Work required ::
Can you restate the records below word for word?
· · · · ·
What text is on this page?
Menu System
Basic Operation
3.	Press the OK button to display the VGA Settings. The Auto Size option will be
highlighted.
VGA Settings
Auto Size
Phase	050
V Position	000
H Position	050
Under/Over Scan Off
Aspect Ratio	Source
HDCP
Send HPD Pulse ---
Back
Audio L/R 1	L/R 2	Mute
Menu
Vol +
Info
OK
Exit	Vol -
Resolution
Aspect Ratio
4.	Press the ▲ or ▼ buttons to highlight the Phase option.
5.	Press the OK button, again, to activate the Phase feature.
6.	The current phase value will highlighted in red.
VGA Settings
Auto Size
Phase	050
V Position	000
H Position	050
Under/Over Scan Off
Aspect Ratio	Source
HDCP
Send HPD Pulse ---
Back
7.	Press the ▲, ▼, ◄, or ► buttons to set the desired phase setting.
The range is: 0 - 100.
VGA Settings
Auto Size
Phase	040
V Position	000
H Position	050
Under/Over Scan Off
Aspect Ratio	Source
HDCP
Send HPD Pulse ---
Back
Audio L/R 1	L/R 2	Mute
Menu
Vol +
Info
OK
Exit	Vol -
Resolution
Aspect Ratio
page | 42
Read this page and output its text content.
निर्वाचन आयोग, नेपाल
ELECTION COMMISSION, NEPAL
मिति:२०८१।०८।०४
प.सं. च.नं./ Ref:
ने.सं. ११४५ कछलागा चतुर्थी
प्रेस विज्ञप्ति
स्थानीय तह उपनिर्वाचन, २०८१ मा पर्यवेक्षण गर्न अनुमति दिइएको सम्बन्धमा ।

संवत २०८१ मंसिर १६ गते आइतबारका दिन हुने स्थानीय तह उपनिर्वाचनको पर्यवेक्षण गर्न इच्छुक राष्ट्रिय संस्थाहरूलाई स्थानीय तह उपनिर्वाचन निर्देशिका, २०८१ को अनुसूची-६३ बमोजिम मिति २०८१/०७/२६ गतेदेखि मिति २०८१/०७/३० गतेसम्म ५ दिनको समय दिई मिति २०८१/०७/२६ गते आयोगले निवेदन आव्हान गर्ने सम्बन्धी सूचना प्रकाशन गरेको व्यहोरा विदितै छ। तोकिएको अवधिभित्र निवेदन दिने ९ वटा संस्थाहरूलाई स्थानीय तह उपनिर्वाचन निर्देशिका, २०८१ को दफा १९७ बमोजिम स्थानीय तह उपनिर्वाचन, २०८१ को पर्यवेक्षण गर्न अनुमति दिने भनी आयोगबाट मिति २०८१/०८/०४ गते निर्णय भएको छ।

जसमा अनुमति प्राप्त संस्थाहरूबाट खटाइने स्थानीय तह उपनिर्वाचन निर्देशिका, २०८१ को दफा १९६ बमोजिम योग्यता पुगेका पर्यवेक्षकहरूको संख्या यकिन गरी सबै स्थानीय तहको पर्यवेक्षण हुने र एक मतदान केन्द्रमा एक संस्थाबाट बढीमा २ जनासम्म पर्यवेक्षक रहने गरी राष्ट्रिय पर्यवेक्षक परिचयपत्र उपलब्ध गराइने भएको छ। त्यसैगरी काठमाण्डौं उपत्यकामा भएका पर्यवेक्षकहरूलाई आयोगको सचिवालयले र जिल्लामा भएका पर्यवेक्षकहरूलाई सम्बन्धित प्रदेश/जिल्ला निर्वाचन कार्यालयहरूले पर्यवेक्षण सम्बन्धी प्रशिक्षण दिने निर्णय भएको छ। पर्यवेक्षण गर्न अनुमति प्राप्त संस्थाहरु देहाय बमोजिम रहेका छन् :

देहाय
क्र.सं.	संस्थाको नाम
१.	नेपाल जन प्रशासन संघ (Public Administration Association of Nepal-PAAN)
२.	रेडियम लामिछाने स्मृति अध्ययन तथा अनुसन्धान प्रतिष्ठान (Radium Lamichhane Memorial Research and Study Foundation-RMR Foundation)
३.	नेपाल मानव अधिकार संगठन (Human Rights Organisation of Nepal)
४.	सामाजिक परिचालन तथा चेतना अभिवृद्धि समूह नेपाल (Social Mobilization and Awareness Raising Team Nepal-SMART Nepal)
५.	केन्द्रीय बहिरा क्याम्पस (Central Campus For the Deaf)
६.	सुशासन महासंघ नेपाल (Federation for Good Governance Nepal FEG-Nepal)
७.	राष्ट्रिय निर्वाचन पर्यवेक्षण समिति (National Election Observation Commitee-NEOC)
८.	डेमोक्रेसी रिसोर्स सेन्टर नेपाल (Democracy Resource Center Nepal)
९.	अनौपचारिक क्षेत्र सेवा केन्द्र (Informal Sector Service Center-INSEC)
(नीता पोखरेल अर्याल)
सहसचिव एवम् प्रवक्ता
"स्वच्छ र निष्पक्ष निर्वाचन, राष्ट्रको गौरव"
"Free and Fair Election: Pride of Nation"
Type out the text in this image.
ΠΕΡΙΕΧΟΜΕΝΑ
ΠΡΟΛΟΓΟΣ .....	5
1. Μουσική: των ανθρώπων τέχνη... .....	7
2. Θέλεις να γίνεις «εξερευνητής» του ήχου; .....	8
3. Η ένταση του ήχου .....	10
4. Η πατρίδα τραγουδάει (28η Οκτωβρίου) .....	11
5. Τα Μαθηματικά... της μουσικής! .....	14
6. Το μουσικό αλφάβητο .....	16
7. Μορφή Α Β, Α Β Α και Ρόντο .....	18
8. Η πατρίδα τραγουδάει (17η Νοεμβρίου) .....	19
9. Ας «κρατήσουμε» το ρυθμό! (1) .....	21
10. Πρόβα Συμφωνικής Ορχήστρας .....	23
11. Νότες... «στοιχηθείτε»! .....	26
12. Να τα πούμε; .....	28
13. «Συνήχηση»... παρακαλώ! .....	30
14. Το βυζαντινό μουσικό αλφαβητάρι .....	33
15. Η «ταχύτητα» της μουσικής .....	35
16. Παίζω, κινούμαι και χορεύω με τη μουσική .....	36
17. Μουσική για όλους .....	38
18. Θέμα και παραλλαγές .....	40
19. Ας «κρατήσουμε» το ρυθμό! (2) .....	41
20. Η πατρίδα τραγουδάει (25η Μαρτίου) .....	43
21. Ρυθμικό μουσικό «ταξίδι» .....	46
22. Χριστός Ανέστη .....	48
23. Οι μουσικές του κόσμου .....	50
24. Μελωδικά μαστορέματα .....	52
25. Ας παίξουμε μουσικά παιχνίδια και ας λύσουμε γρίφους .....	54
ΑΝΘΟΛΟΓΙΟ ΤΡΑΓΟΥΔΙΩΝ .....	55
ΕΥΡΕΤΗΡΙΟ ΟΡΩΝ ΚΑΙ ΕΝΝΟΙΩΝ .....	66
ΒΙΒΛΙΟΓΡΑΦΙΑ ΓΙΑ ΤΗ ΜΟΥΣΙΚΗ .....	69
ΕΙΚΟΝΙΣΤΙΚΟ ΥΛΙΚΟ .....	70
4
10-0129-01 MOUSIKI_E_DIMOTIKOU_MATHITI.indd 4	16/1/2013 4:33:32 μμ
· · · · ·
The answer ::
What text is on this page?
Menu System
Basic Operation
3.	Press the OK button to display the VGA Settings. The Auto Size option will be
highlighted.
VGA Settings
Auto Size
Phase	050
V Position	000
H Position	050
Under/Over Scan Off
Aspect Ratio	Source
HDCP
Send HPD Pulse ---
Back
Audio L/R 1	L/R 2	Mute
Menu
Vol +
Info
OK
Exit	Vol -
Resolution
Aspect Ratio
4.	Press the ▲ or ▼ buttons to highlight the Phase option.
5.	Press the OK button, again, to activate the Phase feature.
6.	The current phase value will highlighted in red.
VGA Settings
Auto Size
Phase	050
V Position	000
H Position	050
Under/Over Scan Off
Aspect Ratio	Source
HDCP
Send HPD Pulse ---
Back
7.	Press the ▲, ▼, ◄, or ► buttons to set the desired phase setting.
The range is: 0 - 100.
VGA Settings
Auto Size
Phase	040
V Position	000
H Position	050
Under/Over Scan Off
Aspect Ratio	Source
HDCP
Send HPD Pulse ---
Back
Audio L/R 1	L/R 2	Mute
Menu
Vol +
Info
OK
Exit	Vol -
Resolution
Aspect Ratio
page | 42
Read this page and output its text content.
निर्वाचन आयोग, नेपाल
ELECTION COMMISSION, NEPAL
मिति:२०८१।०८।०४
प.सं. च.नं./ Ref:
ने.सं. ११४५ कछलागा चतुर्थी
प्रेस विज्ञप्ति
स्थानीय तह उपनिर्वाचन, २०८१ मा पर्यवेक्षण गर्न अनुमति दिइएको सम्बन्धमा ।

संवत २०८१ मंसिर १६ गते आइतबारका दिन हुने स्थानीय तह उपनिर्वाचनको पर्यवेक्षण गर्न इच्छुक राष्ट्रिय संस्थाहरूलाई स्थानीय तह उपनिर्वाचन निर्देशिका, २०८१ को अनुसूची-६३ बमोजिम मिति २०८१/०७/२६ गतेदेखि मिति २०८१/०७/३० गतेसम्म ५ दिनको समय दिई मिति २०८१/०७/२६ गते आयोगले निवेदन आव्हान गर्ने सम्बन्धी सूचना प्रकाशन गरेको व्यहोरा विदितै छ। तोकिएको अवधिभित्र निवेदन दिने ९ वटा संस्थाहरूलाई स्थानीय तह उपनिर्वाचन निर्देशिका, २०८१ को दफा १९७ बमोजिम स्थानीय तह उपनिर्वाचन, २०८१ को पर्यवेक्षण गर्न अनुमति दिने भनी आयोगबाट मिति २०८१/०८/०४ गते निर्णय भएको छ।

जसमा अनुमति प्राप्त संस्थाहरूबाट खटाइने स्थानीय तह उपनिर्वाचन निर्देशिका, २०८१ को दफा १९६ बमोजिम योग्यता पुगेका पर्यवेक्षकहरूको संख्या यकिन गरी सबै स्थानीय तहको पर्यवेक्षण हुने र एक मतदान केन्द्रमा एक संस्थाबाट बढीमा २ जनासम्म पर्यवेक्षक रहने गरी राष्ट्रिय पर्यवेक्षक परिचयपत्र उपलब्ध गराइने भएको छ। त्यसैगरी काठमाण्डौं उपत्यकामा भएका पर्यवेक्षकहरूलाई आयोगको सचिवालयले र जिल्लामा भएका पर्यवेक्षकहरूलाई सम्बन्धित प्रदेश/जिल्ला निर्वाचन कार्यालयहरूले पर्यवेक्षण सम्बन्धी प्रशिक्षण दिने निर्णय भएको छ। पर्यवेक्षण गर्न अनुमति प्राप्त संस्थाहरु देहाय बमोजिम रहेका छन् :

देहाय
क्र.सं.	संस्थाको नाम
१.	नेपाल जन प्रशासन संघ (Public Administration Association of Nepal-PAAN)
२.	रेडियम लामिछाने स्मृति अध्ययन तथा अनुसन्धान प्रतिष्ठान (Radium Lamichhane Memorial Research and Study Foundation-RMR Foundation)
३.	नेपाल मानव अधिकार संगठन (Human Rights Organisation of Nepal)
४.	सामाजिक परिचालन तथा चेतना अभिवृद्धि समूह नेपाल (Social Mobilization and Awareness Raising Team Nepal-SMART Nepal)
५.	केन्द्रीय बहिरा क्याम्पस (Central Campus For the Deaf)
६.	सुशासन महासंघ नेपाल (Federation for Good Governance Nepal FEG-Nepal)
७.	राष्ट्रिय निर्वाचन पर्यवेक्षण समिति (National Election Observation Commitee-NEOC)
८.	डेमोक्रेसी रिसोर्स सेन्टर नेपाल (Democracy Resource Center Nepal)
९.	अनौपचारिक क्षेत्र सेवा केन्द्र (Informal Sector Service Center-INSEC)
(नीता पोखरेल अर्याल)
सहसचिव एवम् प्रवक्ता
"स्वच्छ र निष्पक्ष निर्वाचन, राष्ट्रको गौरव"
"Free and Fair Election: Pride of Nation"
Type out the text in this image.
ΠΕΡΙΕΧΟΜΕΝΑ
ΠΡΟΛΟΓΟΣ .....	5
1. Μουσική: των ανθρώπων τέχνη... .....	7
2. Θέλεις να γίνεις «εξερευνητής» του ήχου; .....	8
3. Η ένταση του ήχου .....	10
4. Η πατρίδα τραγουδάει (28η Οκτωβρίου) .....	11
5. Τα Μαθηματικά... της μουσικής! .....	14
6. Το μουσικό αλφάβητο .....	16
7. Μορφή Α Β, Α Β Α και Ρόντο .....	18
8. Η πατρίδα τραγουδάει (17η Νοεμβρίου) .....	19
9. Ας «κρατήσουμε» το ρυθμό! (1) .....	21
10. Πρόβα Συμφωνικής Ορχήστρας .....	23
11. Νότες... «στοιχηθείτε»! .....	26
12. Να τα πούμε; .....	28
13. «Συνήχηση»... παρακαλώ! .....	30
14. Το βυζαντινό μουσικό αλφαβητάρι .....	33
15. Η «ταχύτητα» της μουσικής .....	35
16. Παίζω, κινούμαι και χορεύω με τη μουσική .....	36
17. Μουσική για όλους .....	38
18. Θέμα και παραλλαγές .....	40
19. Ας «κρατήσουμε» το ρυθμό! (2) .....	41
20. Η πατρίδα τραγουδάει (25η Μαρτίου) .....	43
21. Ρυθμικό μουσικό «ταξίδι» .....	46
22. Χριστός Ανέστη .....	48
23. Οι μουσικές του κόσμου .....	50
24. Μελωδικά μαστορέματα .....	52
25. Ας παίξουμε μουσικά παιχνίδια και ας λύσουμε γρίφους .....	54
ΑΝΘΟΛΟΓΙΟ ΤΡΑΓΟΥΔΙΩΝ .....	55
ΕΥΡΕΤΗΡΙΟ ΟΡΩΝ ΚΑΙ ΕΝΝΟΙΩΝ .....	66
ΒΙΒΛΙΟΓΡΑΦΙΑ ΓΙΑ ΤΗ ΜΟΥΣΙΚΗ .....	69
ΕΙΚΟΝΙΣΤΙΚΟ ΥΛΙΚΟ .....	70
4
10-0129-01 MOUSIKI_E_DIMOTIKOU_MATHITI.indd 4	16/1/2013 4:33:32 μμ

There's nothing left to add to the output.